Dataset items
(begin)

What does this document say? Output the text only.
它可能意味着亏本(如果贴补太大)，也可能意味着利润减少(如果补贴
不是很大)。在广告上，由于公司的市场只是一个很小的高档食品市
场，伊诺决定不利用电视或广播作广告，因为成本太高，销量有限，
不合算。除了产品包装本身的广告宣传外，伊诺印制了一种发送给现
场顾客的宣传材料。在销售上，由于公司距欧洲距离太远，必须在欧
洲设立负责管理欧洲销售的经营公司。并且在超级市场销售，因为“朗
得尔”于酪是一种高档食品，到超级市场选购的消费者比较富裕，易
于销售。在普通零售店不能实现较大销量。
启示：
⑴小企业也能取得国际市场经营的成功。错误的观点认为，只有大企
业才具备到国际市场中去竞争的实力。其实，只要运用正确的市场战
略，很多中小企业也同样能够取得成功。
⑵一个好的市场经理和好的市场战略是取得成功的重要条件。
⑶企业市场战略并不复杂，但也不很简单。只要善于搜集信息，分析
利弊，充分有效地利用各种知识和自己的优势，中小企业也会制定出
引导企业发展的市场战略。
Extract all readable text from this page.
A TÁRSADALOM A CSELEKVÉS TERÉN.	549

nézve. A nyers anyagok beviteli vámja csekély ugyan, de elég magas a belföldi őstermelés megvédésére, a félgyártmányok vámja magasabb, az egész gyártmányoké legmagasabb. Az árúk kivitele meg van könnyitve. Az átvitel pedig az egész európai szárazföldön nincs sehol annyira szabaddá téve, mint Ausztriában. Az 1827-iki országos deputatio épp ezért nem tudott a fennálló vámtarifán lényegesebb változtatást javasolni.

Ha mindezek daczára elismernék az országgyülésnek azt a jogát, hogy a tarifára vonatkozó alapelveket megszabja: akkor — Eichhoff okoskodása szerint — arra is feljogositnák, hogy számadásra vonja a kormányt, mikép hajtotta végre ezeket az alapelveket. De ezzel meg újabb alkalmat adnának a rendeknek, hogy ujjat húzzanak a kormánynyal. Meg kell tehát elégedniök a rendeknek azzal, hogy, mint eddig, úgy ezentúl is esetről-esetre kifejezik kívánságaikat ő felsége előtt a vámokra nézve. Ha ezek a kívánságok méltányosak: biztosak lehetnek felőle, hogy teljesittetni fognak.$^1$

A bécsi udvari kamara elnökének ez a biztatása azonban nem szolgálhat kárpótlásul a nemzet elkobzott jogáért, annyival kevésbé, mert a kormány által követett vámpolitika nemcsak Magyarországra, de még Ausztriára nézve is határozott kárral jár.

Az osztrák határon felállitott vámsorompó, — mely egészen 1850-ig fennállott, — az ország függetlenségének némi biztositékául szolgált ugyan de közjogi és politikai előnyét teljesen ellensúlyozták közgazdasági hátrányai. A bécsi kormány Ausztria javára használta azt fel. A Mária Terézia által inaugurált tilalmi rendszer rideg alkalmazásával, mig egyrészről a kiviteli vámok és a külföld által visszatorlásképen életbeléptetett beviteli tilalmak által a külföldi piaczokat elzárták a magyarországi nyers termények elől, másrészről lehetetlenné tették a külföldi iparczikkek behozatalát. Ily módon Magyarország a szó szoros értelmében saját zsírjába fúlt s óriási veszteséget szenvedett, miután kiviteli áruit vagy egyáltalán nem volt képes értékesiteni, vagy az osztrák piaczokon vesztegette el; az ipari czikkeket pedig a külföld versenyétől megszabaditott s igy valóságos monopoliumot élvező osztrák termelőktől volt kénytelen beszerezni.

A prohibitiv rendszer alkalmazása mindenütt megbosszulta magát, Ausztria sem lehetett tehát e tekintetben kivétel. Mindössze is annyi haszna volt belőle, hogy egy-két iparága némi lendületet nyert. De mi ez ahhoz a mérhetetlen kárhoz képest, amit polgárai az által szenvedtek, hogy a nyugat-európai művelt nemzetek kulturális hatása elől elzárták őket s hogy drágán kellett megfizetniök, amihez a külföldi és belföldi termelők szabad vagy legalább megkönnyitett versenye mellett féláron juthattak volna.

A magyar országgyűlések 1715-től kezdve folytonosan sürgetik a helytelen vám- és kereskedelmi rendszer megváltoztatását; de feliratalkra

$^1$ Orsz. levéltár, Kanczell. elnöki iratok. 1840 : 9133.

(end)

→ Task brief: From the data above, extract every line in its exact form.

→ Response to this exercise:
What does this document say? Output the text only.
它可能意味着亏本(如果贴补太大)，也可能意味着利润减少(如果补贴
不是很大)。在广告上，由于公司的市场只是一个很小的高档食品市
场，伊诺决定不利用电视或广播作广告，因为成本太高，销量有限，
不合算。除了产品包装本身的广告宣传外，伊诺印制了一种发送给现
场顾客的宣传材料。在销售上，由于公司距欧洲距离太远，必须在欧
洲设立负责管理欧洲销售的经营公司。并且在超级市场销售，因为“朗
得尔”于酪是一种高档食品，到超级市场选购的消费者比较富裕，易
于销售。在普通零售店不能实现较大销量。
启示：
⑴小企业也能取得国际市场经营的成功。错误的观点认为，只有大企
业才具备到国际市场中去竞争的实力。其实，只要运用正确的市场战
略，很多中小企业也同样能够取得成功。
⑵一个好的市场经理和好的市场战略是取得成功的重要条件。
⑶企业市场战略并不复杂，但也不很简单。只要善于搜集信息，分析
利弊，充分有效地利用各种知识和自己的优势，中小企业也会制定出
引导企业发展的市场战略。
Extract all readable text from this page.
A TÁRSADALOM A CSELEKVÉS TERÉN.	549

nézve. A nyers anyagok beviteli vámja csekély ugyan, de elég magas a belföldi őstermelés megvédésére, a félgyártmányok vámja magasabb, az egész gyártmányoké legmagasabb. Az árúk kivitele meg van könnyitve. Az átvitel pedig az egész európai szárazföldön nincs sehol annyira szabaddá téve, mint Ausztriában. Az 1827-iki országos deputatio épp ezért nem tudott a fennálló vámtarifán lényegesebb változtatást javasolni.

Ha mindezek daczára elismernék az országgyülésnek azt a jogát, hogy a tarifára vonatkozó alapelveket megszabja: akkor — Eichhoff okoskodása szerint — arra is feljogositnák, hogy számadásra vonja a kormányt, mikép hajtotta végre ezeket az alapelveket. De ezzel meg újabb alkalmat adnának a rendeknek, hogy ujjat húzzanak a kormánynyal. Meg kell tehát elégedniök a rendeknek azzal, hogy, mint eddig, úgy ezentúl is esetről-esetre kifejezik kívánságaikat ő felsége előtt a vámokra nézve. Ha ezek a kívánságok méltányosak: biztosak lehetnek felőle, hogy teljesittetni fognak.$^1$

A bécsi udvari kamara elnökének ez a biztatása azonban nem szolgálhat kárpótlásul a nemzet elkobzott jogáért, annyival kevésbé, mert a kormány által követett vámpolitika nemcsak Magyarországra, de még Ausztriára nézve is határozott kárral jár.

Az osztrák határon felállitott vámsorompó, — mely egészen 1850-ig fennállott, — az ország függetlenségének némi biztositékául szolgált ugyan de közjogi és politikai előnyét teljesen ellensúlyozták közgazdasági hátrányai. A bécsi kormány Ausztria javára használta azt fel. A Mária Terézia által inaugurált tilalmi rendszer rideg alkalmazásával, mig egyrészről a kiviteli vámok és a külföld által visszatorlásképen életbeléptetett beviteli tilalmak által a külföldi piaczokat elzárták a magyarországi nyers termények elől, másrészről lehetetlenné tették a külföldi iparczikkek behozatalát. Ily módon Magyarország a szó szoros értelmében saját zsírjába fúlt s óriási veszteséget szenvedett, miután kiviteli áruit vagy egyáltalán nem volt képes értékesiteni, vagy az osztrák piaczokon vesztegette el; az ipari czikkeket pedig a külföld versenyétől megszabaditott s igy valóságos monopoliumot élvező osztrák termelőktől volt kénytelen beszerezni.

A prohibitiv rendszer alkalmazása mindenütt megbosszulta magát, Ausztria sem lehetett tehát e tekintetben kivétel. Mindössze is annyi haszna volt belőle, hogy egy-két iparága némi lendületet nyert. De mi ez ahhoz a mérhetetlen kárhoz képest, amit polgárai az által szenvedtek, hogy a nyugat-európai művelt nemzetek kulturális hatása elől elzárták őket s hogy drágán kellett megfizetniök, amihez a külföldi és belföldi termelők szabad vagy legalább megkönnyitett versenye mellett féláron juthattak volna.

A magyar országgyűlések 1715-től kezdve folytonosan sürgetik a helytelen vám- és kereskedelmi rendszer megváltoztatását; de feliratalkra

$^1$ Orsz. levéltár, Kanczell. elnöki iratok. 1840 : 9133.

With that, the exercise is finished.